Figure record listings:
○ ○ ○ ○ ○
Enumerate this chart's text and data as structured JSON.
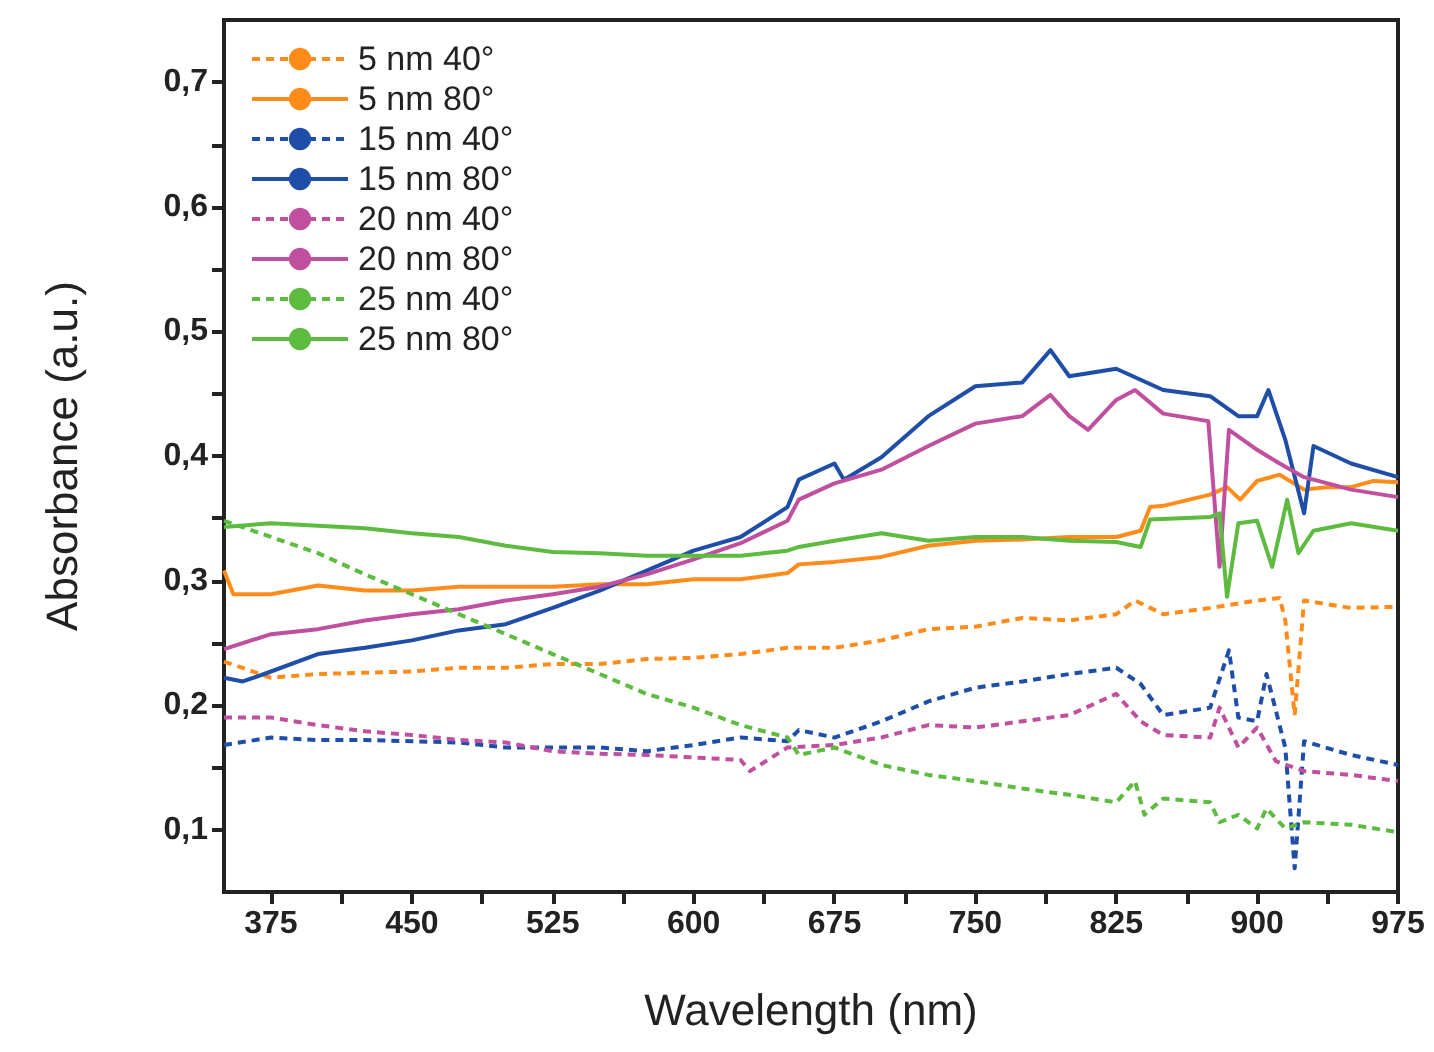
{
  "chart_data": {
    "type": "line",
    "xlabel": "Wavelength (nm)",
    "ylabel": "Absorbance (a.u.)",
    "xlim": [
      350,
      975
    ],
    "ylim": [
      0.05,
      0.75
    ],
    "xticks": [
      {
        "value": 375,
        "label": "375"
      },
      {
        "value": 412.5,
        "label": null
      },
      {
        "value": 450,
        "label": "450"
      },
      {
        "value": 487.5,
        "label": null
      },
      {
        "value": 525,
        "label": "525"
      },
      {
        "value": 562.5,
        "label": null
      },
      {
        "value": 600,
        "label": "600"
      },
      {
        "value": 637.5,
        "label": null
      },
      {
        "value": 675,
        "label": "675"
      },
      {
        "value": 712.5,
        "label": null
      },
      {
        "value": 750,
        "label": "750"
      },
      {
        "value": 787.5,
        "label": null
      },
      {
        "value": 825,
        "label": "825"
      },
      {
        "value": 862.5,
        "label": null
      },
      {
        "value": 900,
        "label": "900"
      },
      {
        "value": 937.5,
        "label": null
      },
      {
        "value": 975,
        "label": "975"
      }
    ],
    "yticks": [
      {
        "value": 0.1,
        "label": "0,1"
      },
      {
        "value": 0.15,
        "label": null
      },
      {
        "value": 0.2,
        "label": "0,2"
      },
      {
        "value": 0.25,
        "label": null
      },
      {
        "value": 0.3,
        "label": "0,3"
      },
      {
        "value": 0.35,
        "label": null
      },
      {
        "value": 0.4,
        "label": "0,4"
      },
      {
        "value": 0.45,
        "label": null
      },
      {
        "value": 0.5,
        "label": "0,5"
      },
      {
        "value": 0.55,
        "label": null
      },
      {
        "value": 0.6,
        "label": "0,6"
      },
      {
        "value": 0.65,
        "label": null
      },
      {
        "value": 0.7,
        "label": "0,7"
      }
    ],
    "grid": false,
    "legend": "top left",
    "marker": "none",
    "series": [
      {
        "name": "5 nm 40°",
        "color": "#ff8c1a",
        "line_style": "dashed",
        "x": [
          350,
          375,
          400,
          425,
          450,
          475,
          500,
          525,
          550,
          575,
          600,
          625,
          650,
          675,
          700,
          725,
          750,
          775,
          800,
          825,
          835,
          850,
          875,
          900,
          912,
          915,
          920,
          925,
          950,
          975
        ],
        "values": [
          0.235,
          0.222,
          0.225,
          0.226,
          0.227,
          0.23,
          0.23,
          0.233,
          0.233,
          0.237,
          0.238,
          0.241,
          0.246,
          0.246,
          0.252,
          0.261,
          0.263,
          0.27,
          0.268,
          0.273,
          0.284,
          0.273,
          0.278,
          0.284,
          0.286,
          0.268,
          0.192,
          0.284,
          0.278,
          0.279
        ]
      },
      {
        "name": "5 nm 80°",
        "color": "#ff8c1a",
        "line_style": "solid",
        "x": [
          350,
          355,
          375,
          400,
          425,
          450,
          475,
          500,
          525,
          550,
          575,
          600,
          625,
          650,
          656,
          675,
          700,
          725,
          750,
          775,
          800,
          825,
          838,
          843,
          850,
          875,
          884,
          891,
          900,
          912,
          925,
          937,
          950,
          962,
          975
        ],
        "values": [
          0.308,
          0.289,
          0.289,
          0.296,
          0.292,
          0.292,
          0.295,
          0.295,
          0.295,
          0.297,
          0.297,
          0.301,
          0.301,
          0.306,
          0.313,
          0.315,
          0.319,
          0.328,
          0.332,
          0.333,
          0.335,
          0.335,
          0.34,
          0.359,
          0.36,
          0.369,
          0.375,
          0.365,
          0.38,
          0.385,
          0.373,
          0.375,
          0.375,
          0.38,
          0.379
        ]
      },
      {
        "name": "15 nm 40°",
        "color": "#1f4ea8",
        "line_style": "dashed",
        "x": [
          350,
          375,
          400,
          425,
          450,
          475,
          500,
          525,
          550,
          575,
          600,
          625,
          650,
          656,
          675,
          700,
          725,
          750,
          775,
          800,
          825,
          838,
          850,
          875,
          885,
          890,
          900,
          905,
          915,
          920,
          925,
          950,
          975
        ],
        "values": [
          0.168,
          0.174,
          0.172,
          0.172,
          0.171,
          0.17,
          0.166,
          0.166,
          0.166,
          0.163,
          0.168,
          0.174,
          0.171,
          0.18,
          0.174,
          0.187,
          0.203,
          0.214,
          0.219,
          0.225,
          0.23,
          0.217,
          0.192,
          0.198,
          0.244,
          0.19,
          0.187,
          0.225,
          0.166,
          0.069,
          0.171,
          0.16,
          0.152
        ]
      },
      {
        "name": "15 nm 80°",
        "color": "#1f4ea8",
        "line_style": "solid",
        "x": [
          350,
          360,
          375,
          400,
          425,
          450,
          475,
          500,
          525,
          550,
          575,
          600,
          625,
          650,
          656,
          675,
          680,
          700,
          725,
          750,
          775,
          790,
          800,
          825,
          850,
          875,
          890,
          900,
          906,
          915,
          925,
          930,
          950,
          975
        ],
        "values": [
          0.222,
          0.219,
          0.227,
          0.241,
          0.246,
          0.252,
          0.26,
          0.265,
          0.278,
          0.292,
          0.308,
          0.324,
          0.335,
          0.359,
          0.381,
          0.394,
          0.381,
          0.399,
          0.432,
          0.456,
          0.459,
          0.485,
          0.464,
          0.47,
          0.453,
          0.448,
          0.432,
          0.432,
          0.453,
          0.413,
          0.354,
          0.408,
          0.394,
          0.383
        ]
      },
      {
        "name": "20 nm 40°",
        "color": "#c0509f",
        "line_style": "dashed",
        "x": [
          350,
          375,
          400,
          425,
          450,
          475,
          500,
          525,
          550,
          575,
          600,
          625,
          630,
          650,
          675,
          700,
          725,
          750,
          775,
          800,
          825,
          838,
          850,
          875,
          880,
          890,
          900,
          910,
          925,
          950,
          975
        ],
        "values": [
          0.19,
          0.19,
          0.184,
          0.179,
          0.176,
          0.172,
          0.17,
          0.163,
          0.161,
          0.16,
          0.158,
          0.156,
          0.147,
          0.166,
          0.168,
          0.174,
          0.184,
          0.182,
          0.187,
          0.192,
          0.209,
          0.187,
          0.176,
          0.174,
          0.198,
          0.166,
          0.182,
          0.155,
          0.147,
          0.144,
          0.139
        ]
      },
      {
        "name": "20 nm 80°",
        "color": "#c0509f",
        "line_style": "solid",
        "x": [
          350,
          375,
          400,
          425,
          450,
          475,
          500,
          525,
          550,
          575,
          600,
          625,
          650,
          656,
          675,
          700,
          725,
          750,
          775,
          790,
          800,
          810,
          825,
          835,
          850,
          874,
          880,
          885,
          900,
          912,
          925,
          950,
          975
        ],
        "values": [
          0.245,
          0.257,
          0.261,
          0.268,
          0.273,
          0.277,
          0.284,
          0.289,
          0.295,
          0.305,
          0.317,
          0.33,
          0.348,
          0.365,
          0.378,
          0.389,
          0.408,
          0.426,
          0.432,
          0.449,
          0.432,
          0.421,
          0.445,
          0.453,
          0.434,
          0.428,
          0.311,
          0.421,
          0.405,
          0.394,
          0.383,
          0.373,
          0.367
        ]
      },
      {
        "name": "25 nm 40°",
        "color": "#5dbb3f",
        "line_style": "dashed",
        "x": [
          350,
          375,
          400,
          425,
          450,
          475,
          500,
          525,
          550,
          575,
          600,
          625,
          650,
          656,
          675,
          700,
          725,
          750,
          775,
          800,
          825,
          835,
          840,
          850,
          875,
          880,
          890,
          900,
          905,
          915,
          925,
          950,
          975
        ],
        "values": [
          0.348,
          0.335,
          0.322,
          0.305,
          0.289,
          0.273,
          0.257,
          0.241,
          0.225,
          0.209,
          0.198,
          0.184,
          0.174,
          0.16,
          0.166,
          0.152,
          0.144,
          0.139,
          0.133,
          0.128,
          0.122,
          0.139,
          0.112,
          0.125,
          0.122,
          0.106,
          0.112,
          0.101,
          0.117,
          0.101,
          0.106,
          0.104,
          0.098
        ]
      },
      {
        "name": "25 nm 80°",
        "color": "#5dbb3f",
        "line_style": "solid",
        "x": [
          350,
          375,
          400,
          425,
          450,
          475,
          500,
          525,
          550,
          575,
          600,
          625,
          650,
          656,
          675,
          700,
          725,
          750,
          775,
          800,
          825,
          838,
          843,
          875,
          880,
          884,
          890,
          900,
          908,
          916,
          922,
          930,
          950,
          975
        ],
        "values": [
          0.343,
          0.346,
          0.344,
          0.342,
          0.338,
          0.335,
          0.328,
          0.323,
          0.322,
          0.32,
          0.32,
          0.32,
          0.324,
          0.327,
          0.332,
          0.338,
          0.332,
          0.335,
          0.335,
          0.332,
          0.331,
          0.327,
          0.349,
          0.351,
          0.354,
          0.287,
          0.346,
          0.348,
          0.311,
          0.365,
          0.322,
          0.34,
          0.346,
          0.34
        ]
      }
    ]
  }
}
○ ○ ○ ○ ○
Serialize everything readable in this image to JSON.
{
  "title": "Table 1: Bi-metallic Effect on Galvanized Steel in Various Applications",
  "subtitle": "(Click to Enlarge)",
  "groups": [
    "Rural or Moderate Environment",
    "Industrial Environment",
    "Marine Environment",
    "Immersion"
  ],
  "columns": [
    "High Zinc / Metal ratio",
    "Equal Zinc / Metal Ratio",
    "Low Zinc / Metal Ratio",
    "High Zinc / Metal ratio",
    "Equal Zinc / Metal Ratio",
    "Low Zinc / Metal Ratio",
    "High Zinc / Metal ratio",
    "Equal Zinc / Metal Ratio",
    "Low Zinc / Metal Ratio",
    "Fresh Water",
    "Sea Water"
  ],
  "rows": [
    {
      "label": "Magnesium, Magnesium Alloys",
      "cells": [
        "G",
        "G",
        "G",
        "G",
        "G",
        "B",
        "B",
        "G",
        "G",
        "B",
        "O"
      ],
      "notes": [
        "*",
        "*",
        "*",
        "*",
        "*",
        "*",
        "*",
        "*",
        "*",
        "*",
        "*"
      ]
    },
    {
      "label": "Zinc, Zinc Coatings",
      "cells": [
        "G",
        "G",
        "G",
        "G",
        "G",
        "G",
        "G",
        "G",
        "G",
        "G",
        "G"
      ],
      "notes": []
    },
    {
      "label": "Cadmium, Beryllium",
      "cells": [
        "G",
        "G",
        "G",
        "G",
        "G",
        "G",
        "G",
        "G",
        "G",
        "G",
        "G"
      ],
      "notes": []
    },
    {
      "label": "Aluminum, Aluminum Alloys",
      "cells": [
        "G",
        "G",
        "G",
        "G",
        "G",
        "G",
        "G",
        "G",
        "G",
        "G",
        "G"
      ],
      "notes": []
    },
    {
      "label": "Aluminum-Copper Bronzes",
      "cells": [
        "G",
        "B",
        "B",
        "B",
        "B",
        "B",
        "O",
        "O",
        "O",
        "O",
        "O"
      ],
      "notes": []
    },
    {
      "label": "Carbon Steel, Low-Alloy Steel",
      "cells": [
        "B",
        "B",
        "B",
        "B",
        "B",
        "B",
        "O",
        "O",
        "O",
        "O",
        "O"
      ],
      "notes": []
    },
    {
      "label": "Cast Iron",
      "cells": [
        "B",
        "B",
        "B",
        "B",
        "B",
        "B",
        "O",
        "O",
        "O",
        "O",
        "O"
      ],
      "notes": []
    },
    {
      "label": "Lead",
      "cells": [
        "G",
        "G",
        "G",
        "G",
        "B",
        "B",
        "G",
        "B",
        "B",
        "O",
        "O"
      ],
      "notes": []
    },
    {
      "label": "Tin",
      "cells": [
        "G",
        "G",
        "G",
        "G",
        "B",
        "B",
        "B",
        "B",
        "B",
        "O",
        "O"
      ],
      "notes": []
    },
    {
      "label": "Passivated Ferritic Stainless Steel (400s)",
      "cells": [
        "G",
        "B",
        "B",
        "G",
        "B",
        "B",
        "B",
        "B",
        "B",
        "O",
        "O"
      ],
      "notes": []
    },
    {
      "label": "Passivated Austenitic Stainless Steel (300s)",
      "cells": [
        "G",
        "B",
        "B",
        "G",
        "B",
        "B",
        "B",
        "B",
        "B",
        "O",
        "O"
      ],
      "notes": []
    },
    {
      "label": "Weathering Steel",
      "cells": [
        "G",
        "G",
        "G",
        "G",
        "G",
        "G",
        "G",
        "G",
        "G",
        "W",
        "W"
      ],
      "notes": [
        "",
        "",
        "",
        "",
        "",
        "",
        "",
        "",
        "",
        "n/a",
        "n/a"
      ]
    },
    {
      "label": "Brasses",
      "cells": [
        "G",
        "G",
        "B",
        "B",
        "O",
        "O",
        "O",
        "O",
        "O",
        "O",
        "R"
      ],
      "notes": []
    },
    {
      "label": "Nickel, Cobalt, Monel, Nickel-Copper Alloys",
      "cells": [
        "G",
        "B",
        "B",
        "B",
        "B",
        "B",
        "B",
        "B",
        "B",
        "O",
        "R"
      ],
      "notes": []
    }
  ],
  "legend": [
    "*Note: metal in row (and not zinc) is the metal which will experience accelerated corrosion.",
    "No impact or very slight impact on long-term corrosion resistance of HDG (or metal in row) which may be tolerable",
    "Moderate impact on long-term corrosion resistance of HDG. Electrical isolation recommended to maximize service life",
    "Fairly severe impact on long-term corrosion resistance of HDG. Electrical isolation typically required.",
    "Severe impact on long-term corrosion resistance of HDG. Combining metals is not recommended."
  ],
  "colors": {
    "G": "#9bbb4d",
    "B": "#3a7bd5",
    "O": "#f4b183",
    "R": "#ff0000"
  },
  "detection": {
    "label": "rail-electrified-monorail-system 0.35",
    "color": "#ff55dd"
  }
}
○ ○ ○ ○ ○
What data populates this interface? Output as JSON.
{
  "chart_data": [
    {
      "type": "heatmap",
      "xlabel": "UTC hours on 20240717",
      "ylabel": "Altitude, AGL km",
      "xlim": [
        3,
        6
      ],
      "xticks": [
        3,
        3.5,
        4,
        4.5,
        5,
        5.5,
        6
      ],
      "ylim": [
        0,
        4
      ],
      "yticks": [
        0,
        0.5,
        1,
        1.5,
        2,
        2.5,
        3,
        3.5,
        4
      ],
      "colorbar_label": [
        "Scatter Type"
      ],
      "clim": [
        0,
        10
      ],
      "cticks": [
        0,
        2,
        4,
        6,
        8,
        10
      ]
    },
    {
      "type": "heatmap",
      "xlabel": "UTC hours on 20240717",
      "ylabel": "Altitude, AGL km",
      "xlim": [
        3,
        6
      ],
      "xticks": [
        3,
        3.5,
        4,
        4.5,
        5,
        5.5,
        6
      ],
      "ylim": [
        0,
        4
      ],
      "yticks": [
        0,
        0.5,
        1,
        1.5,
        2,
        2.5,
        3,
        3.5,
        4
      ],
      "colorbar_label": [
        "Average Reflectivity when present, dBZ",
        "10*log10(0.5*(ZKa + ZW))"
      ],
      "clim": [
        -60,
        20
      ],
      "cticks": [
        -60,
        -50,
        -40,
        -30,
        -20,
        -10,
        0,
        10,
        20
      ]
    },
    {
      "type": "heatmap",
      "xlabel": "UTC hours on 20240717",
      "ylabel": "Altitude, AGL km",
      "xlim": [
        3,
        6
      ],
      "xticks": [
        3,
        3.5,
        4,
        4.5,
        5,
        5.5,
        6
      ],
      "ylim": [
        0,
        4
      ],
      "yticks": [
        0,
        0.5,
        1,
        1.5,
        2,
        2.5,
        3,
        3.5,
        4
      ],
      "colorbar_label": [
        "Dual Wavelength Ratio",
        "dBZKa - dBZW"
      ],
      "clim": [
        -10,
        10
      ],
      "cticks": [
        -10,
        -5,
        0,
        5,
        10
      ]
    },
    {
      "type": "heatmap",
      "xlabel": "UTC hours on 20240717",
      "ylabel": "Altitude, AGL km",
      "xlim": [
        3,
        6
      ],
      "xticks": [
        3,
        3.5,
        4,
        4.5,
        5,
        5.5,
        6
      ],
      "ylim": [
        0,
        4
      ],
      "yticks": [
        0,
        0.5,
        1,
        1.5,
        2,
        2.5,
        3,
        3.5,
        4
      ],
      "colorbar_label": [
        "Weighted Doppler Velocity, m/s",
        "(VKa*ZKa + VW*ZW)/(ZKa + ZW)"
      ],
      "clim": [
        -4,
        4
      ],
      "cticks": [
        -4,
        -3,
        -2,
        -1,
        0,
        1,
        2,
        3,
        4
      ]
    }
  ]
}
○ ○ ○ ○ ○
> [WHAT THE EXERCISE ASKS] Go through the data above and find the lines with the word "resistance". Copy each of those lines.

> [THE SOLUTION]
    "No impact or very slight impact on long-term corrosion resistance of HDG (or metal in row) which may be tolerable",
    "Moderate impact on long-term corrosion resistance of HDG. Electrical isolation recommended to maximize service life",
    "Fairly severe impact on long-term corrosion resistance of HDG. Electrical isolation typically required.",
    "Severe impact on long-term corrosion resistance of HDG. Combining metals is not recommended."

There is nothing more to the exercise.